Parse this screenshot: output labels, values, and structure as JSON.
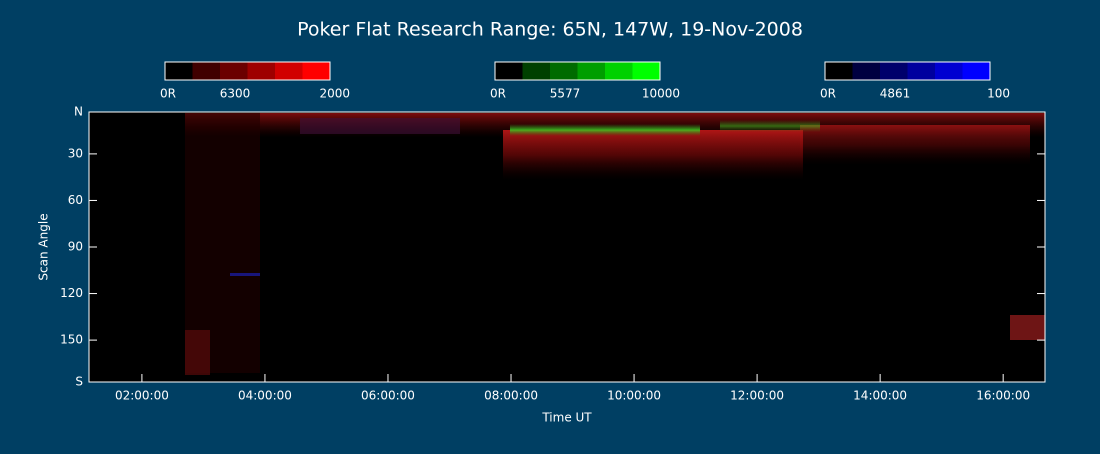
{
  "chart_data": {
    "type": "keogram",
    "title": "Poker Flat Research Range: 65N, 147W, 19-Nov-2008",
    "xlabel": "Time UT",
    "ylabel": "Scan Angle",
    "xlim": [
      1.14,
      16.68
    ],
    "xticks": [
      {
        "value": 2,
        "label": "02:00:00"
      },
      {
        "value": 4,
        "label": "04:00:00"
      },
      {
        "value": 6,
        "label": "06:00:00"
      },
      {
        "value": 8,
        "label": "08:00:00"
      },
      {
        "value": 10,
        "label": "10:00:00"
      },
      {
        "value": 12,
        "label": "12:00:00"
      },
      {
        "value": 14,
        "label": "14:00:00"
      },
      {
        "value": 16,
        "label": "16:00:00"
      }
    ],
    "ylim": [
      3,
      177
    ],
    "yticks": [
      {
        "value": 3,
        "label": "N"
      },
      30,
      60,
      90,
      120,
      150,
      {
        "value": 177,
        "label": "S"
      }
    ],
    "colorbars": [
      {
        "name": "6300",
        "color": "#ff0000",
        "ticks": [
          {
            "value": 0,
            "label": "0R"
          },
          2000
        ]
      },
      {
        "name": "5577",
        "color": "#00ff00",
        "ticks": [
          {
            "value": 0,
            "label": "0R"
          },
          10000
        ]
      },
      {
        "name": "4861",
        "color": "#0000ff",
        "ticks": [
          {
            "value": 0,
            "label": "0R"
          },
          100
        ]
      }
    ]
  }
}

* * *

▶ [Directions for this task]:
Reproduce every record above exactly, omitting the pictures.

▶ [Result]:
Parse this screenshot: output labels, values, and structure as JSON.
{
  "chart_data": {
    "type": "keogram",
    "title": "Poker Flat Research Range: 65N, 147W, 19-Nov-2008",
    "xlabel": "Time UT",
    "ylabel": "Scan Angle",
    "xlim": [
      1.14,
      16.68
    ],
    "xticks": [
      {
        "value": 2,
        "label": "02:00:00"
      },
      {
        "value": 4,
        "label": "04:00:00"
      },
      {
        "value": 6,
        "label": "06:00:00"
      },
      {
        "value": 8,
        "label": "08:00:00"
      },
      {
        "value": 10,
        "label": "10:00:00"
      },
      {
        "value": 12,
        "label": "12:00:00"
      },
      {
        "value": 14,
        "label": "14:00:00"
      },
      {
        "value": 16,
        "label": "16:00:00"
      }
    ],
    "ylim": [
      3,
      177
    ],
    "yticks": [
      {
        "value": 3,
        "label": "N"
      },
      30,
      60,
      90,
      120,
      150,
      {
        "value": 177,
        "label": "S"
      }
    ],
    "colorbars": [
      {
        "name": "6300",
        "color": "#ff0000",
        "ticks": [
          {
            "value": 0,
            "label": "0R"
          },
          2000
        ]
      },
      {
        "name": "5577",
        "color": "#00ff00",
        "ticks": [
          {
            "value": 0,
            "label": "0R"
          },
          10000
        ]
      },
      {
        "name": "4861",
        "color": "#0000ff",
        "ticks": [
          {
            "value": 0,
            "label": "0R"
          },
          100
        ]
      }
    ]
  }
}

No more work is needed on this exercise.